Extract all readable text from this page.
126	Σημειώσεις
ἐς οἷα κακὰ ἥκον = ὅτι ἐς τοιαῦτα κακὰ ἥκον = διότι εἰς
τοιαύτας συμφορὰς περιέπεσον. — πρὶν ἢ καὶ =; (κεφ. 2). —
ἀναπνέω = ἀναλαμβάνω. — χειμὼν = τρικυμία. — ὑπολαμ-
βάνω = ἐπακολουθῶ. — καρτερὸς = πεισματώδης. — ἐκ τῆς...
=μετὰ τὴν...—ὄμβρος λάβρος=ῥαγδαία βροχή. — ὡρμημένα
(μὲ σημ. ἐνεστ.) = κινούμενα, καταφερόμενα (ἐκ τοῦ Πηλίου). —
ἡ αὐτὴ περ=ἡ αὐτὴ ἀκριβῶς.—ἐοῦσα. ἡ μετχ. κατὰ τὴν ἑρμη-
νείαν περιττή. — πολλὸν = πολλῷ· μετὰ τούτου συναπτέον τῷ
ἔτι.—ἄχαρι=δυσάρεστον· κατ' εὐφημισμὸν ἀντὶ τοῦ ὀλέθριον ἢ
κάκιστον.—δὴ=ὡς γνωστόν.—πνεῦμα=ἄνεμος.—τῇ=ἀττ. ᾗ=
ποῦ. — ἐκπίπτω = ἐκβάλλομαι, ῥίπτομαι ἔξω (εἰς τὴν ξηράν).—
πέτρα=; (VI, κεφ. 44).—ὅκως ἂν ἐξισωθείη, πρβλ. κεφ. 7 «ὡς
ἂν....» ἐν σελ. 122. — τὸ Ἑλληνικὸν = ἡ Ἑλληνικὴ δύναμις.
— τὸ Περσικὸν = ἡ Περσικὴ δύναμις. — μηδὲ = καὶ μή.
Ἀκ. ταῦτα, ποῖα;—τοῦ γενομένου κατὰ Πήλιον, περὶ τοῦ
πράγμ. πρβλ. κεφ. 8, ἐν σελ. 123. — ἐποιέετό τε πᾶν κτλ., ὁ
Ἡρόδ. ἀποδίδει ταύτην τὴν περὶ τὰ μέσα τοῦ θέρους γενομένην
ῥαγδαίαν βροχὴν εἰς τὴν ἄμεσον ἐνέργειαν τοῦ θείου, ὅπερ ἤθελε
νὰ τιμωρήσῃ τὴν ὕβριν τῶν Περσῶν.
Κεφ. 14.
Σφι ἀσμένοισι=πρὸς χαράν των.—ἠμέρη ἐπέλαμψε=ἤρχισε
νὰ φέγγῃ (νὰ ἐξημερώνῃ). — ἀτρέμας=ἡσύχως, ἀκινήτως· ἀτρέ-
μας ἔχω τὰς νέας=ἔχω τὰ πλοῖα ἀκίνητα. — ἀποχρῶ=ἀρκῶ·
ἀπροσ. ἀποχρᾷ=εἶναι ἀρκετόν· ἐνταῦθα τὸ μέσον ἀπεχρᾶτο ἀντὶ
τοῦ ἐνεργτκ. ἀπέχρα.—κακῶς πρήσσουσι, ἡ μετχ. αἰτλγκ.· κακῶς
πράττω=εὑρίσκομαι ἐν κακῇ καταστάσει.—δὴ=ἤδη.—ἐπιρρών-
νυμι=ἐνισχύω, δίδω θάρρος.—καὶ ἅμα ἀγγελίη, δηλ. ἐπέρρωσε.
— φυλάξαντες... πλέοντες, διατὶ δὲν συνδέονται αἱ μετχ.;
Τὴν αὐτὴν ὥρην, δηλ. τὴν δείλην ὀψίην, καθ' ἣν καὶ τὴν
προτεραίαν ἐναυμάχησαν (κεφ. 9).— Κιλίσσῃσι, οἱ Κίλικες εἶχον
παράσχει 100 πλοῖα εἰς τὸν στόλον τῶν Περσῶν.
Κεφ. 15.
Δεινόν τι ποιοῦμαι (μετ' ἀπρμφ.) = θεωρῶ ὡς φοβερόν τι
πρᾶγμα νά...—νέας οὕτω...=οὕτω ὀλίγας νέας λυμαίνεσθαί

= REQUIRED WORK =
Return all lines of the material above in which the word "πρβλ" occurs.

= TASK ANSWER =
πέτρα=; (VI, κεφ. 44).—ὅκως ἂν ἐξισωθείη, πρβλ. κεφ. 7 «ὡς
πράγμ. πρβλ. κεφ. 8, ἐν σελ. 123. — ἐποιέετό τε πᾶν κτλ., ὁ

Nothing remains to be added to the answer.